No images are to be carried over; print all other material exactly as it stands.

--- START OF Recorded data ---

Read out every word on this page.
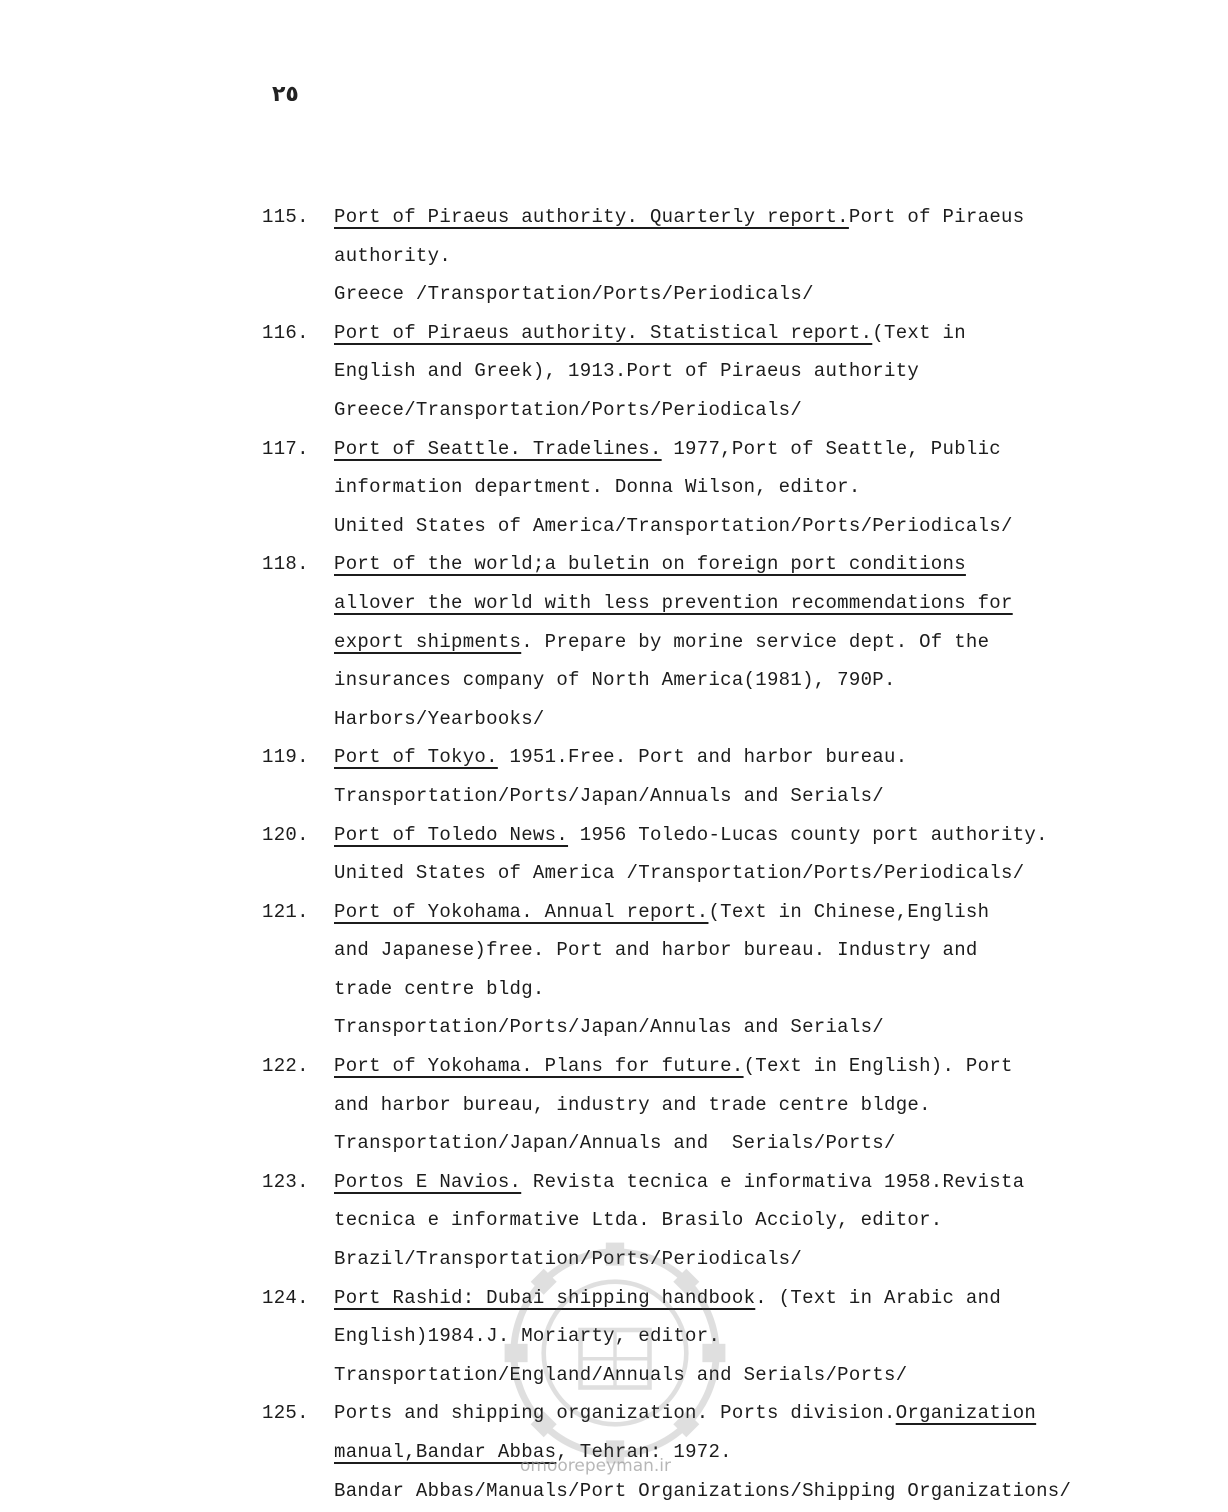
٢٥
115. Port of Piraeus authority. Quarterly report.Port of Piraeus
authority.
Greece /Transportation/Ports/Periodicals/
116. Port of Piraeus authority. Statistical report.(Text in
English and Greek), 1913.Port of Piraeus authority
Greece/Transportation/Ports/Periodicals/
117. Port of Seattle. Tradelines. 1977,Port of Seattle, Public
information department. Donna Wilson, editor.
United States of America/Transportation/Ports/Periodicals/
118. Port of the world;a buletin on foreign port conditions
allover the world with less prevention recommendations for
export shipments. Prepare by morine service dept. Of the
insurances company of North America(1981), 790P.
Harbors/Yearbooks/
119. Port of Tokyo. 1951.Free. Port and harbor bureau.
Transportation/Ports/Japan/Annuals and Serials/
120. Port of Toledo News. 1956 Toledo-Lucas county port authority.
United States of America /Transportation/Ports/Periodicals/
121. Port of Yokohama. Annual report.(Text in Chinese,English
and Japanese)free. Port and harbor bureau. Industry and
trade centre bldg.
Transportation/Ports/Japan/Annulas and Serials/
122. Port of Yokohama. Plans for future.(Text in English). Port
and harbor bureau, industry and trade centre bldge.
Transportation/Japan/Annuals and  Serials/Ports/
123. Portos E Navios. Revista tecnica e informativa 1958.Revista
tecnica e informative Ltda. Brasilo Accioly, editor.
Brazil/Transportation/Ports/Periodicals/
124. Port Rashid: Dubai shipping handbook. (Text in Arabic and
English)1984.J. Moriarty, editor.
Transportation/England/Annuals and Serials/Ports/
125. Ports and shipping organization. Ports division.Organization
manual,Bandar Abbas, Tehran: 1972.
Bandar Abbas/Manuals/Port Organizations/Shipping Organizations/
omoorepeyman.ir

--- END OF Recorded data ---

• [Written solution]
Read out every word on this page.
٢٥
115. Port of Piraeus authority. Quarterly report.Port of Piraeus
authority.
Greece /Transportation/Ports/Periodicals/
116. Port of Piraeus authority. Statistical report.(Text in
English and Greek), 1913.Port of Piraeus authority
Greece/Transportation/Ports/Periodicals/
117. Port of Seattle. Tradelines. 1977,Port of Seattle, Public
information department. Donna Wilson, editor.
United States of America/Transportation/Ports/Periodicals/
118. Port of the world;a buletin on foreign port conditions
allover the world with less prevention recommendations for
export shipments. Prepare by morine service dept. Of the
insurances company of North America(1981), 790P.
Harbors/Yearbooks/
119. Port of Tokyo. 1951.Free. Port and harbor bureau.
Transportation/Ports/Japan/Annuals and Serials/
120. Port of Toledo News. 1956 Toledo-Lucas county port authority.
United States of America /Transportation/Ports/Periodicals/
121. Port of Yokohama. Annual report.(Text in Chinese,English
and Japanese)free. Port and harbor bureau. Industry and
trade centre bldg.
Transportation/Ports/Japan/Annulas and Serials/
122. Port of Yokohama. Plans for future.(Text in English). Port
and harbor bureau, industry and trade centre bldge.
Transportation/Japan/Annuals and  Serials/Ports/
123. Portos E Navios. Revista tecnica e informativa 1958.Revista
tecnica e informative Ltda. Brasilo Accioly, editor.
Brazil/Transportation/Ports/Periodicals/
124. Port Rashid: Dubai shipping handbook. (Text in Arabic and
English)1984.J. Moriarty, editor.
Transportation/England/Annuals and Serials/Ports/
125. Ports and shipping organization. Ports division.Organization
manual,Bandar Abbas, Tehran: 1972.
Bandar Abbas/Manuals/Port Organizations/Shipping Organizations/
omoorepeyman.ir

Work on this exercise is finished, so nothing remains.